▶ What to work on:
Repeat each entry as written and leave the images out of the copy.

▶ Data for processing:
-------------------------
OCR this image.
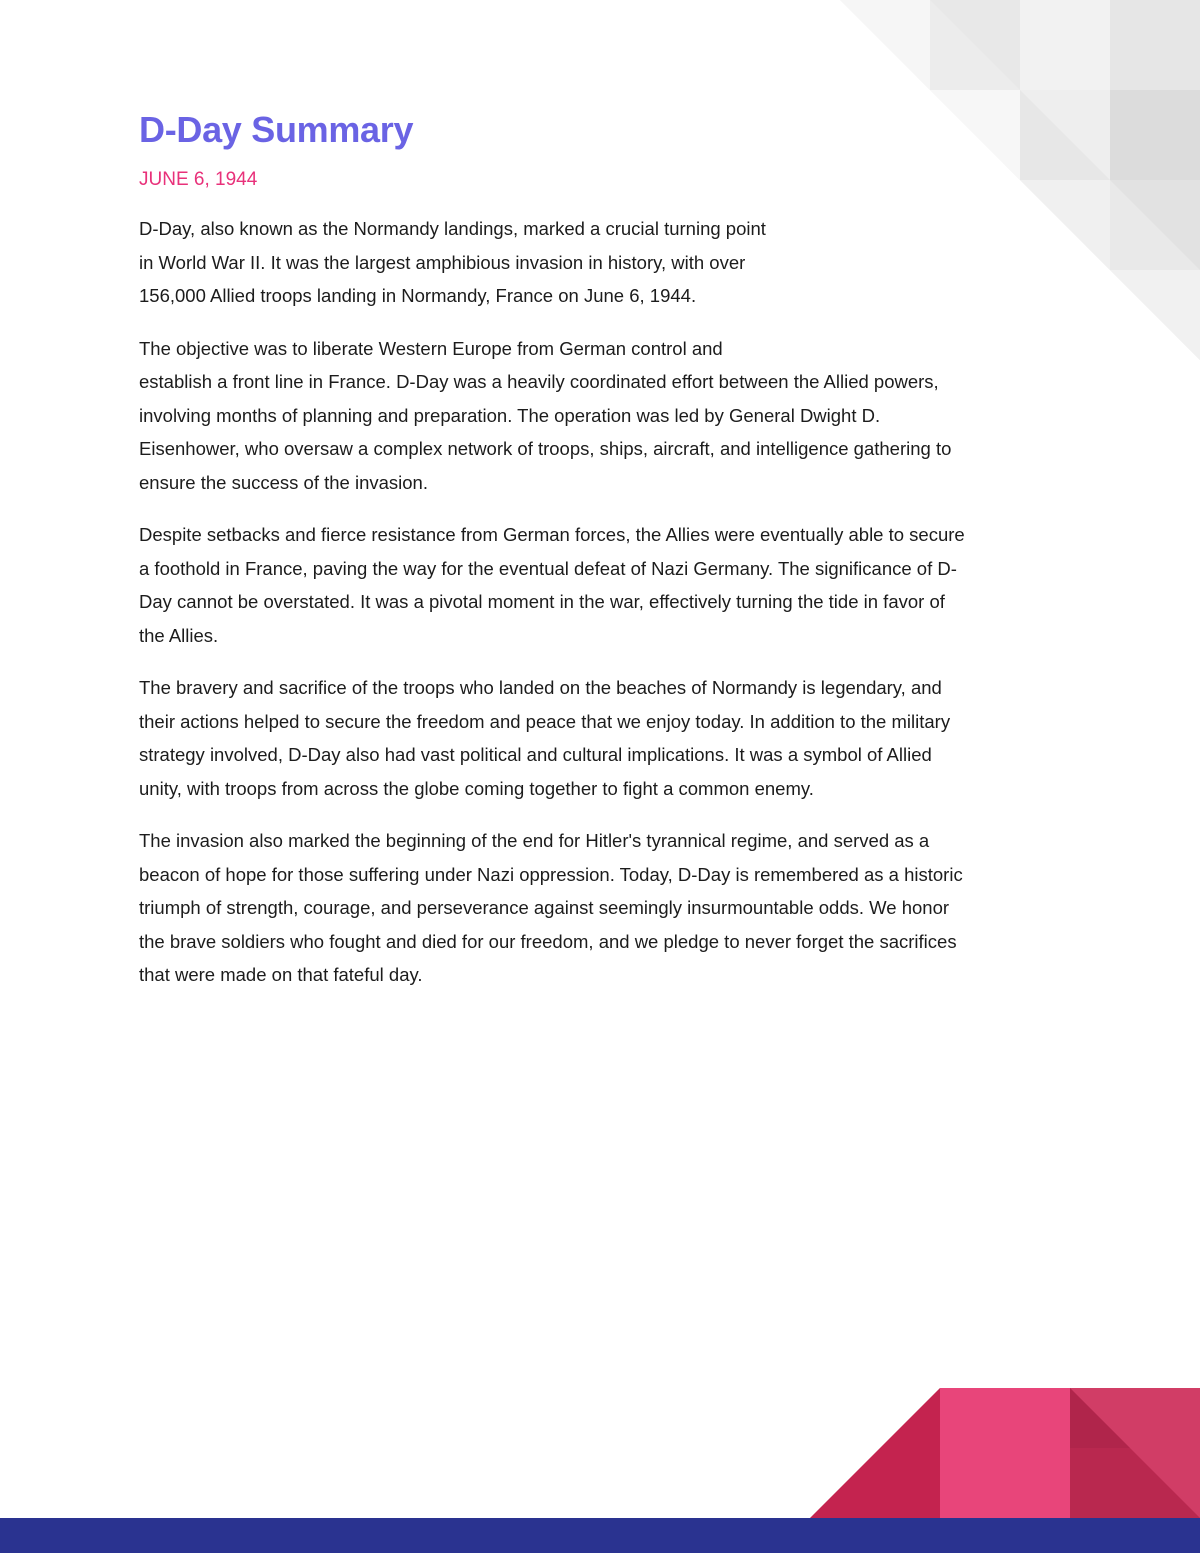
D-Day Summary
JUNE 6, 1944

D-Day, also known as the Normandy landings, marked a crucial turning point
in World War II. It was the largest amphibious invasion in history, with over
156,000 Allied troops landing in Normandy, France on June 6, 1944.

The objective was to liberate Western Europe from German control and
establish a front line in France. D-Day was a heavily coordinated effort between the Allied powers,
involving months of planning and preparation. The operation was led by General Dwight D.
Eisenhower, who oversaw a complex network of troops, ships, aircraft, and intelligence gathering to
ensure the success of the invasion.

Despite setbacks and fierce resistance from German forces, the Allies were eventually able to secure
a foothold in France, paving the way for the eventual defeat of Nazi Germany. The significance of D-
Day cannot be overstated. It was a pivotal moment in the war, effectively turning the tide in favor of
the Allies.

The bravery and sacrifice of the troops who landed on the beaches of Normandy is legendary, and
their actions helped to secure the freedom and peace that we enjoy today. In addition to the military
strategy involved, D-Day also had vast political and cultural implications. It was a symbol of Allied
unity, with troops from across the globe coming together to fight a common enemy.

The invasion also marked the beginning of the end for Hitler's tyrannical regime, and served as a
beacon of hope for those suffering under Nazi oppression. Today, D-Day is remembered as a historic
triumph of strength, courage, and perseverance against seemingly insurmountable odds. We honor
the brave soldiers who fought and died for our freedom, and we pledge to never forget the sacrifices
that were made on that fateful day.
-------------------------
▶ Answer in full:
OCR this image.
D-Day Summary
JUNE 6, 1944

D-Day, also known as the Normandy landings, marked a crucial turning point
in World War II. It was the largest amphibious invasion in history, with over
156,000 Allied troops landing in Normandy, France on June 6, 1944.

The objective was to liberate Western Europe from German control and
establish a front line in France. D-Day was a heavily coordinated effort between the Allied powers,
involving months of planning and preparation. The operation was led by General Dwight D.
Eisenhower, who oversaw a complex network of troops, ships, aircraft, and intelligence gathering to
ensure the success of the invasion.

Despite setbacks and fierce resistance from German forces, the Allies were eventually able to secure
a foothold in France, paving the way for the eventual defeat of Nazi Germany. The significance of D-
Day cannot be overstated. It was a pivotal moment in the war, effectively turning the tide in favor of
the Allies.

The bravery and sacrifice of the troops who landed on the beaches of Normandy is legendary, and
their actions helped to secure the freedom and peace that we enjoy today. In addition to the military
strategy involved, D-Day also had vast political and cultural implications. It was a symbol of Allied
unity, with troops from across the globe coming together to fight a common enemy.

The invasion also marked the beginning of the end for Hitler's tyrannical regime, and served as a
beacon of hope for those suffering under Nazi oppression. Today, D-Day is remembered as a historic
triumph of strength, courage, and perseverance against seemingly insurmountable odds. We honor
the brave soldiers who fought and died for our freedom, and we pledge to never forget the sacrifices
that were made on that fateful day.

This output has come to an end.